### [What is required]
Copy every line of the listing that holds the string "time".

(Rows from a dataset)

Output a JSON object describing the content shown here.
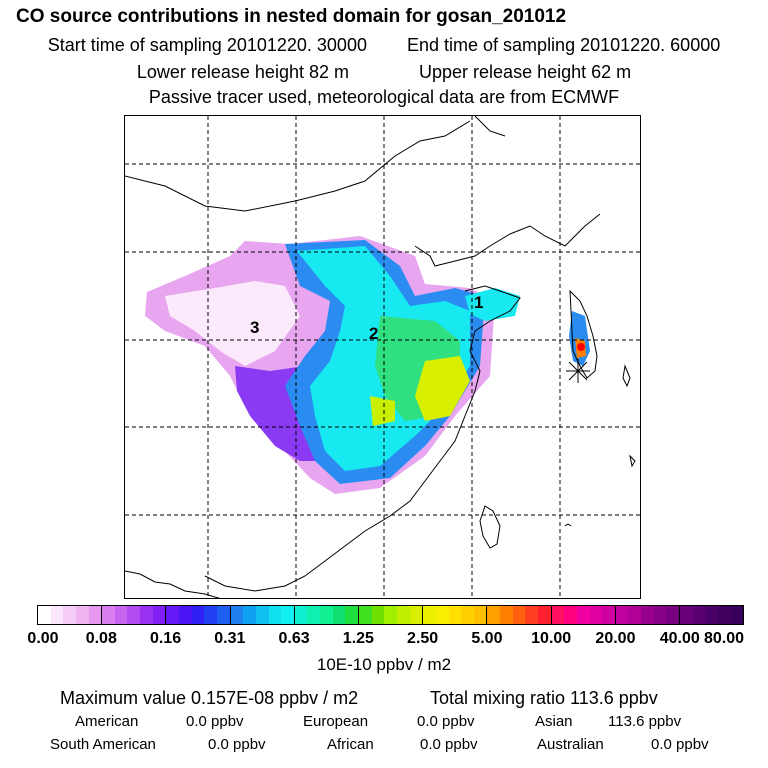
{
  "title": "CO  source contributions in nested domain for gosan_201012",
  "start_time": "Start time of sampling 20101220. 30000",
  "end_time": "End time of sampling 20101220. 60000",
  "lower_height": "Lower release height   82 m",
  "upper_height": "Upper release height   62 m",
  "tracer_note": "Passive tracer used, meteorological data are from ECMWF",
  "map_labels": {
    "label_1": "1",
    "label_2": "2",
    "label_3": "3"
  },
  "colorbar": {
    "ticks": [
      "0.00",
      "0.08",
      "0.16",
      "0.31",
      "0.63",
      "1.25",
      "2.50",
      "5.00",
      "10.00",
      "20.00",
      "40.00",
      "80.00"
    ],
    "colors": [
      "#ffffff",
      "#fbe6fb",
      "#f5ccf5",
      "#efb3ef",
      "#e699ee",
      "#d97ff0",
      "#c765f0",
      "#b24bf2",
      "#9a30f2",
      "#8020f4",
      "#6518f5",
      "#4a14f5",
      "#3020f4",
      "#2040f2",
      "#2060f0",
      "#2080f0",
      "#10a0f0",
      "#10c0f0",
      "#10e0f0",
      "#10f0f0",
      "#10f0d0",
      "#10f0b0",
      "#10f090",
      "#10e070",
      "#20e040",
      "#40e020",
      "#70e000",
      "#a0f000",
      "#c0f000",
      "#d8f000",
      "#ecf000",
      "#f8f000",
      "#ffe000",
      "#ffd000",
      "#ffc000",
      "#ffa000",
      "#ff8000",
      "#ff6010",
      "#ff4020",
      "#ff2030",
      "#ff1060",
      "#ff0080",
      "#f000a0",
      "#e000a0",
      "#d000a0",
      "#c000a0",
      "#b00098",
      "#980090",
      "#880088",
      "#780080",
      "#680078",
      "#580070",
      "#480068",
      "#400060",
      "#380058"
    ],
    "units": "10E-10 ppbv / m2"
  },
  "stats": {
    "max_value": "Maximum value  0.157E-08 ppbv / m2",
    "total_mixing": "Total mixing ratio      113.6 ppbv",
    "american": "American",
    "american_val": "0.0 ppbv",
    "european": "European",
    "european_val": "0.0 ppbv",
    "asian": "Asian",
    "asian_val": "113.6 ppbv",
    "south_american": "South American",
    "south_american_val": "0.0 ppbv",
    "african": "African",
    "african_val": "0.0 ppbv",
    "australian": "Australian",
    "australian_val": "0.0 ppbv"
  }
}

==

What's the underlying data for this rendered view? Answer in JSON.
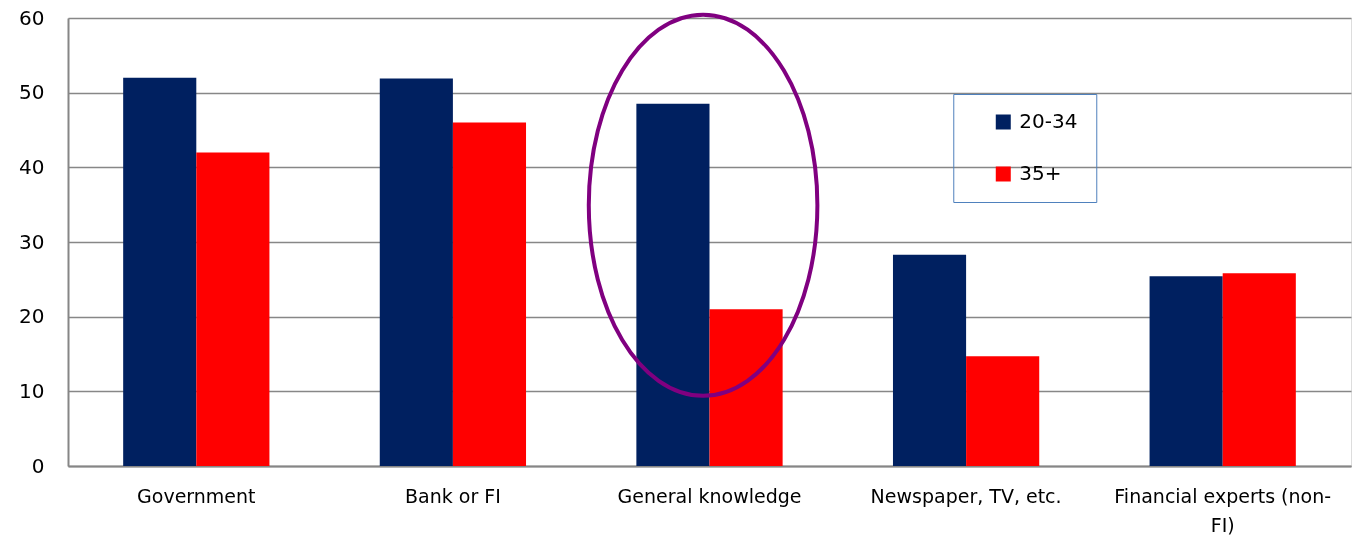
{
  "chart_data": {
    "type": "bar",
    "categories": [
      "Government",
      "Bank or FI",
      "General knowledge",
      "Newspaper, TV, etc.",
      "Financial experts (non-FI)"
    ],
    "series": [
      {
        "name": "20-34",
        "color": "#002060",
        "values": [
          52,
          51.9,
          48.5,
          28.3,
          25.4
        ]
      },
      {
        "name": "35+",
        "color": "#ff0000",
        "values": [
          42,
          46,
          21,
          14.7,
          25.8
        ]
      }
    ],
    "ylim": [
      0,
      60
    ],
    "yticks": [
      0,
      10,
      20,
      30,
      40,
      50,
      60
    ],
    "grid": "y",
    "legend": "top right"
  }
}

### [Result of the task]
  "start_time": "Start time of sampling 20101220. 30000",
  "end_time": "End time of sampling 20101220. 60000",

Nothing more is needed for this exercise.